- _Records for this task_
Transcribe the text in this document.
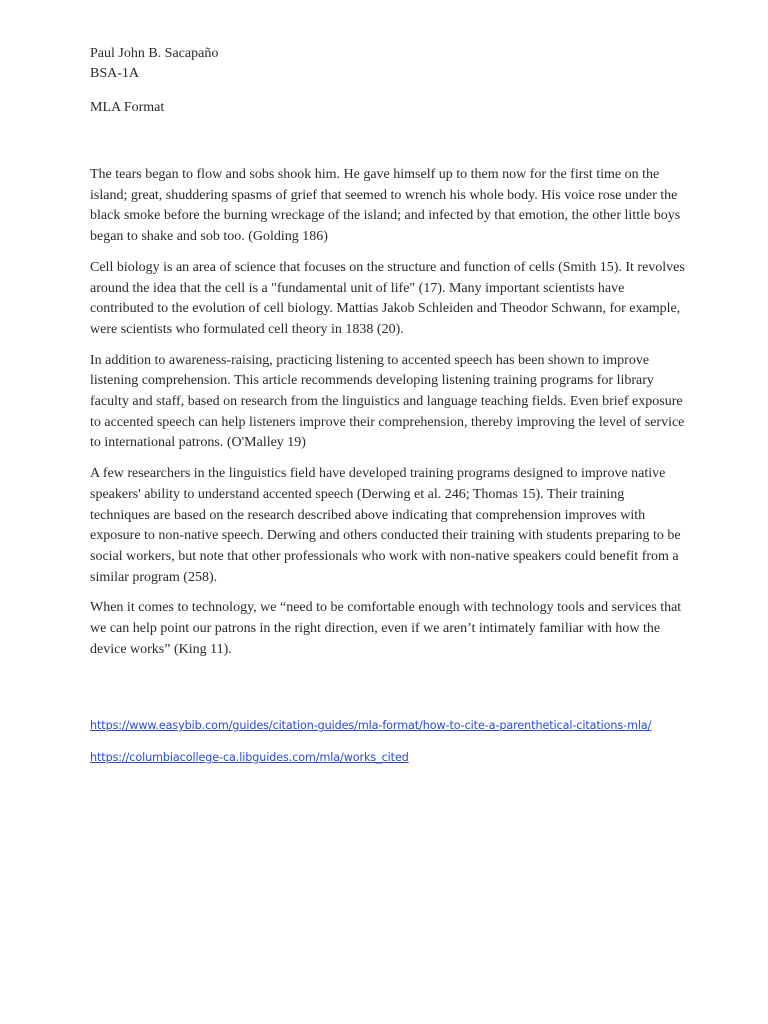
Paul John B. Sacapaño

BSA-1A

MLA Format

The tears began to flow and sobs shook him. He gave himself up to them now for the first time on the island; great, shuddering spasms of grief that seemed to wrench his whole body. His voice rose under the black smoke before the burning wreckage of the island; and infected by that emotion, the other little boys began to shake and sob too. (Golding 186)

Cell biology is an area of science that focuses on the structure and function of cells (Smith 15). It revolves around the idea that the cell is a "fundamental unit of life" (17). Many important scientists have contributed to the evolution of cell biology. Mattias Jakob Schleiden and Theodor Schwann, for example, were scientists who formulated cell theory in 1838 (20).

In addition to awareness-raising, practicing listening to accented speech has been shown to improve listening comprehension. This article recommends developing listening training programs for library faculty and staff, based on research from the linguistics and language teaching fields. Even brief exposure to accented speech can help listeners improve their comprehension, thereby improving the level of service to international patrons. (O'Malley 19)

A few researchers in the linguistics field have developed training programs designed to improve native speakers' ability to understand accented speech (Derwing et al. 246; Thomas 15). Their training techniques are based on the research described above indicating that comprehension improves with exposure to non-native speech. Derwing and others conducted their training with students preparing to be social workers, but note that other professionals who work with non-native speakers could benefit from a similar program (258).

When it comes to technology, we “need to be comfortable enough with technology tools and services that we can help point our patrons in the right direction, even if we aren’t intimately familiar with how the device works” (King 11).

https://www.easybib.com/guides/citation-guides/mla-format/how-to-cite-a-parenthetical-citations-mla/
https://columbiacollege-ca.libguides.com/mla/works_cited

- _Aim of the task_
Output the entries above exactly as given, but strip out the pictures.

- _Response to this task_
Transcribe the text in this document.
Paul John B. Sacapaño

BSA-1A

MLA Format

The tears began to flow and sobs shook him. He gave himself up to them now for the first time on the island; great, shuddering spasms of grief that seemed to wrench his whole body. His voice rose under the black smoke before the burning wreckage of the island; and infected by that emotion, the other little boys began to shake and sob too. (Golding 186)

Cell biology is an area of science that focuses on the structure and function of cells (Smith 15). It revolves around the idea that the cell is a "fundamental unit of life" (17). Many important scientists have contributed to the evolution of cell biology. Mattias Jakob Schleiden and Theodor Schwann, for example, were scientists who formulated cell theory in 1838 (20).

In addition to awareness-raising, practicing listening to accented speech has been shown to improve listening comprehension. This article recommends developing listening training programs for library faculty and staff, based on research from the linguistics and language teaching fields. Even brief exposure to accented speech can help listeners improve their comprehension, thereby improving the level of service to international patrons. (O'Malley 19)

A few researchers in the linguistics field have developed training programs designed to improve native speakers' ability to understand accented speech (Derwing et al. 246; Thomas 15). Their training techniques are based on the research described above indicating that comprehension improves with exposure to non-native speech. Derwing and others conducted their training with students preparing to be social workers, but note that other professionals who work with non-native speakers could benefit from a similar program (258).

When it comes to technology, we “need to be comfortable enough with technology tools and services that we can help point our patrons in the right direction, even if we aren’t intimately familiar with how the device works” (King 11).

https://www.easybib.com/guides/citation-guides/mla-format/how-to-cite-a-parenthetical-citations-mla/
https://columbiacollege-ca.libguides.com/mla/works_cited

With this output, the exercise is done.